-- BEGIN Excerpted data --
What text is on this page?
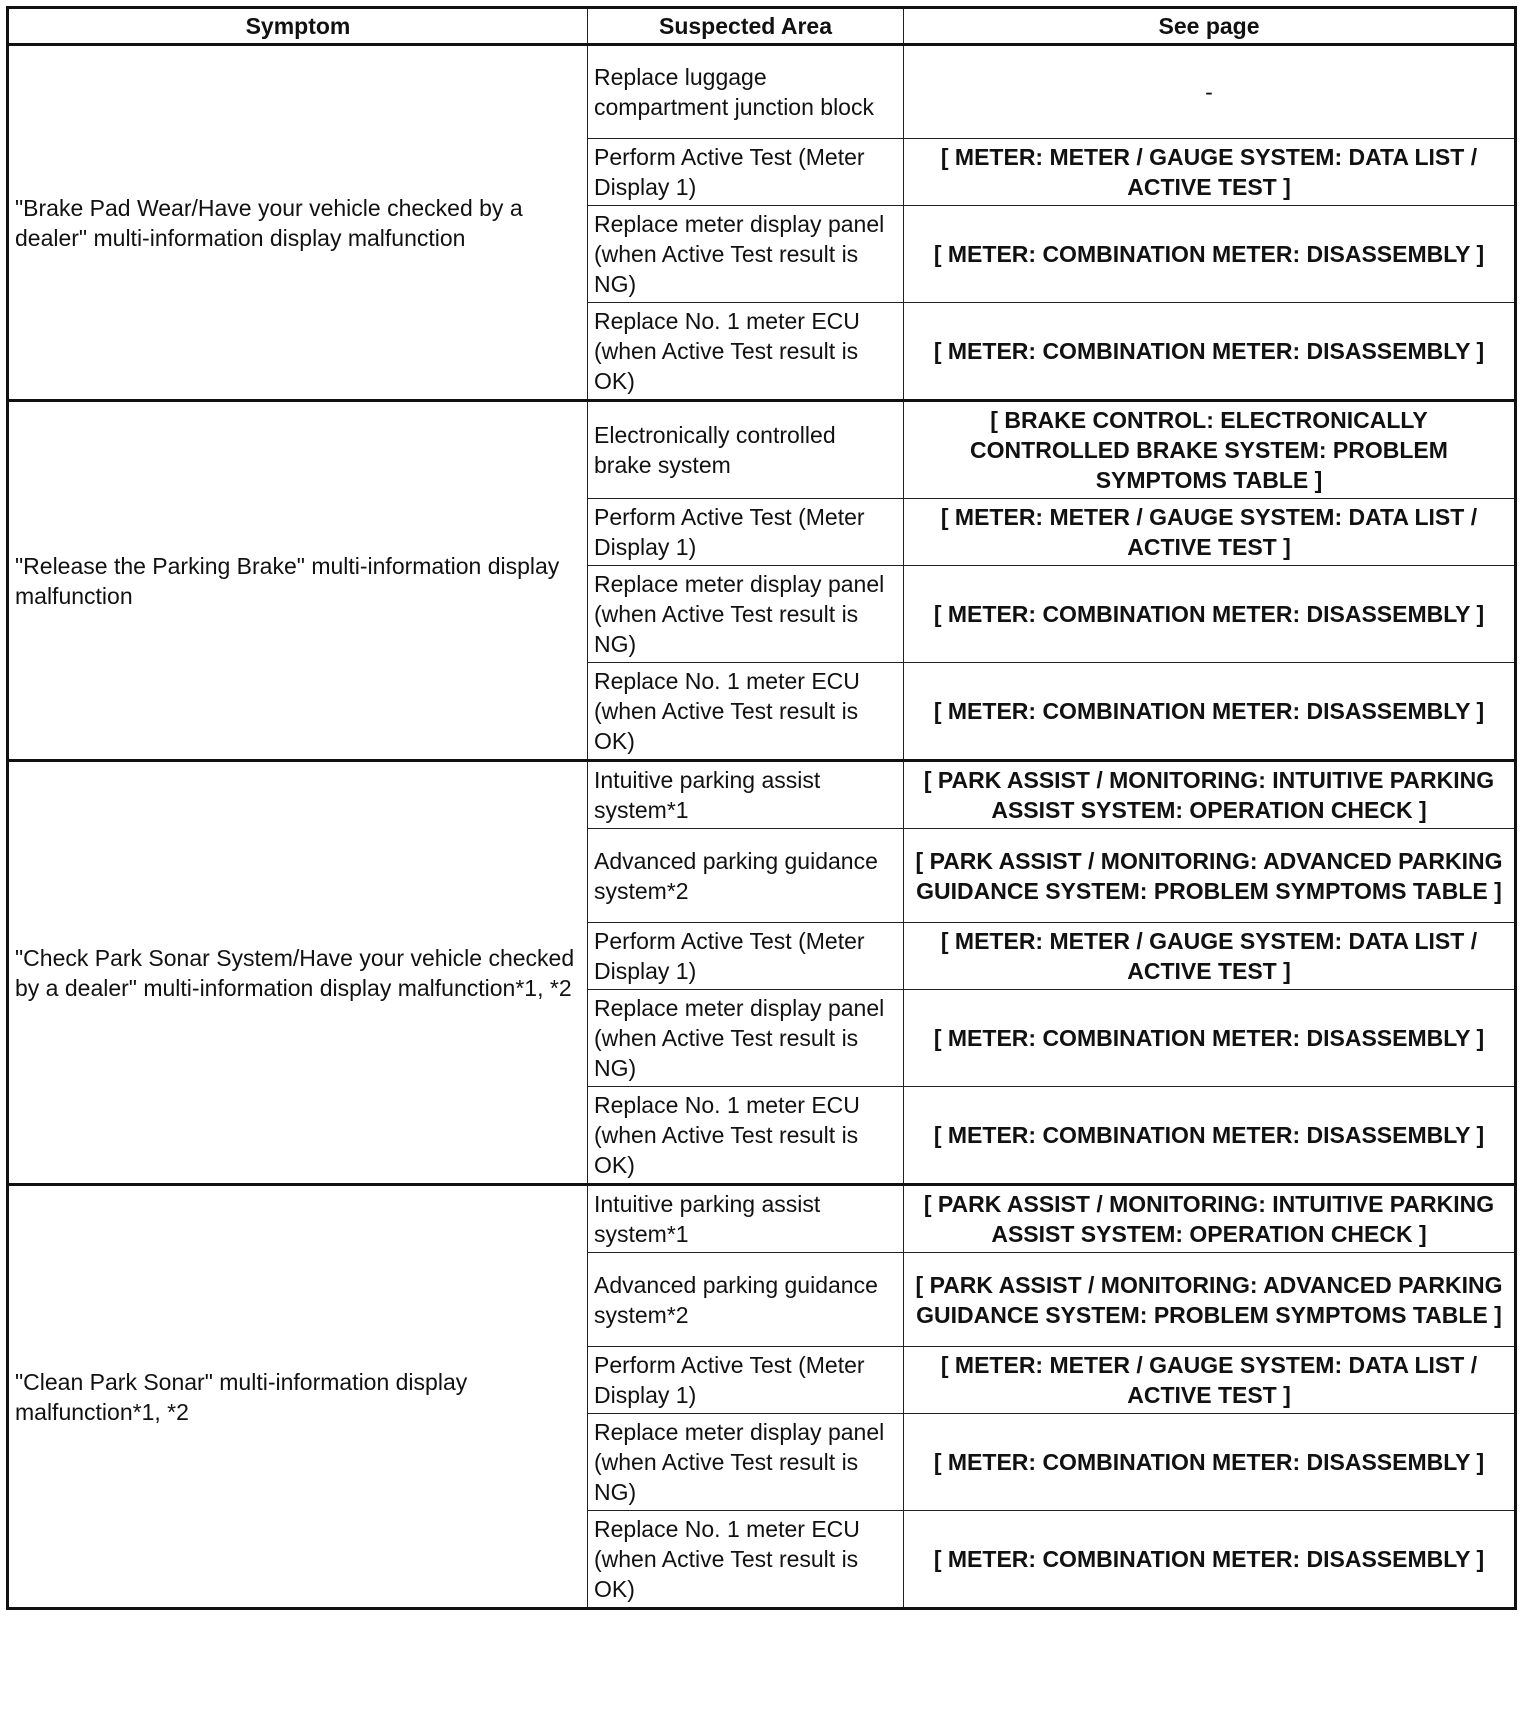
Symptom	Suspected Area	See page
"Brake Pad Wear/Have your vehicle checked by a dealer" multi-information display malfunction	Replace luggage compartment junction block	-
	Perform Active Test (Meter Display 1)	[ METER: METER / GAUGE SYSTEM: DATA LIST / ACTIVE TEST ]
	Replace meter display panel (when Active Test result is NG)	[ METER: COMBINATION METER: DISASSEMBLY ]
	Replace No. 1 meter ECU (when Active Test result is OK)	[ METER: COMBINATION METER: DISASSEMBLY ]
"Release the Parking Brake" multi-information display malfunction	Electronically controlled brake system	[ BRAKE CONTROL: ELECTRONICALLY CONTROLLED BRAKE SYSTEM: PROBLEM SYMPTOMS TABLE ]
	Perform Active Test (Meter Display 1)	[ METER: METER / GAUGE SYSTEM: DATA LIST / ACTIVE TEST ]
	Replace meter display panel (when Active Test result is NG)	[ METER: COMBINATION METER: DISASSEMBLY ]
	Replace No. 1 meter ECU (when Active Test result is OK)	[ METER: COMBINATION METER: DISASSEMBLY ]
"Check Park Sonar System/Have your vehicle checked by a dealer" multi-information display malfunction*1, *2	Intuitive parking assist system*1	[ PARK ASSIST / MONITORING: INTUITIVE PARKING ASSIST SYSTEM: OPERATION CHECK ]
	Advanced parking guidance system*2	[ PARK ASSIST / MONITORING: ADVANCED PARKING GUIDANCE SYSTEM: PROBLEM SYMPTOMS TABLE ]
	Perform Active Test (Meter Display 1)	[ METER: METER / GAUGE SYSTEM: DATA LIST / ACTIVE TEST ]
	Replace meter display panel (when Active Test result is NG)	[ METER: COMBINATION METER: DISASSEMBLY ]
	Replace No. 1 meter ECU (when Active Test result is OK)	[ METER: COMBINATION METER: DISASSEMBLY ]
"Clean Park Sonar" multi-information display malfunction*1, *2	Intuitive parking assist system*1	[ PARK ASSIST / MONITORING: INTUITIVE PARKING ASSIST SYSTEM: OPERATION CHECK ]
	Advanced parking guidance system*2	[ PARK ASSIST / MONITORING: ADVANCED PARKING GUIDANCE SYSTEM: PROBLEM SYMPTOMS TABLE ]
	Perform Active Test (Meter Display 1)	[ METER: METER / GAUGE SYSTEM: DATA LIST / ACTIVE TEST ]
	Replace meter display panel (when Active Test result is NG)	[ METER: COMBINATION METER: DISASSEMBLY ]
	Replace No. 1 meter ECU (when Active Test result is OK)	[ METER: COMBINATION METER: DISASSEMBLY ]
-- END Excerpted data --
* **Challenge**
Reproduce each entry precisely. Leave the pictures out.

* **Answer for this exercise**
What text is on this page?
Symptom	Suspected Area	See page
"Brake Pad Wear/Have your vehicle checked by a dealer" multi-information display malfunction	Replace luggage compartment junction block	-
	Perform Active Test (Meter Display 1)	[ METER: METER / GAUGE SYSTEM: DATA LIST / ACTIVE TEST ]
	Replace meter display panel (when Active Test result is NG)	[ METER: COMBINATION METER: DISASSEMBLY ]
	Replace No. 1 meter ECU (when Active Test result is OK)	[ METER: COMBINATION METER: DISASSEMBLY ]
"Release the Parking Brake" multi-information display malfunction	Electronically controlled brake system	[ BRAKE CONTROL: ELECTRONICALLY CONTROLLED BRAKE SYSTEM: PROBLEM SYMPTOMS TABLE ]
	Perform Active Test (Meter Display 1)	[ METER: METER / GAUGE SYSTEM: DATA LIST / ACTIVE TEST ]
	Replace meter display panel (when Active Test result is NG)	[ METER: COMBINATION METER: DISASSEMBLY ]
	Replace No. 1 meter ECU (when Active Test result is OK)	[ METER: COMBINATION METER: DISASSEMBLY ]
"Check Park Sonar System/Have your vehicle checked by a dealer" multi-information display malfunction*1, *2	Intuitive parking assist system*1	[ PARK ASSIST / MONITORING: INTUITIVE PARKING ASSIST SYSTEM: OPERATION CHECK ]
	Advanced parking guidance system*2	[ PARK ASSIST / MONITORING: ADVANCED PARKING GUIDANCE SYSTEM: PROBLEM SYMPTOMS TABLE ]
	Perform Active Test (Meter Display 1)	[ METER: METER / GAUGE SYSTEM: DATA LIST / ACTIVE TEST ]
	Replace meter display panel (when Active Test result is NG)	[ METER: COMBINATION METER: DISASSEMBLY ]
	Replace No. 1 meter ECU (when Active Test result is OK)	[ METER: COMBINATION METER: DISASSEMBLY ]
"Clean Park Sonar" multi-information display malfunction*1, *2	Intuitive parking assist system*1	[ PARK ASSIST / MONITORING: INTUITIVE PARKING ASSIST SYSTEM: OPERATION CHECK ]
	Advanced parking guidance system*2	[ PARK ASSIST / MONITORING: ADVANCED PARKING GUIDANCE SYSTEM: PROBLEM SYMPTOMS TABLE ]
	Perform Active Test (Meter Display 1)	[ METER: METER / GAUGE SYSTEM: DATA LIST / ACTIVE TEST ]
	Replace meter display panel (when Active Test result is NG)	[ METER: COMBINATION METER: DISASSEMBLY ]
	Replace No. 1 meter ECU (when Active Test result is OK)	[ METER: COMBINATION METER: DISASSEMBLY ]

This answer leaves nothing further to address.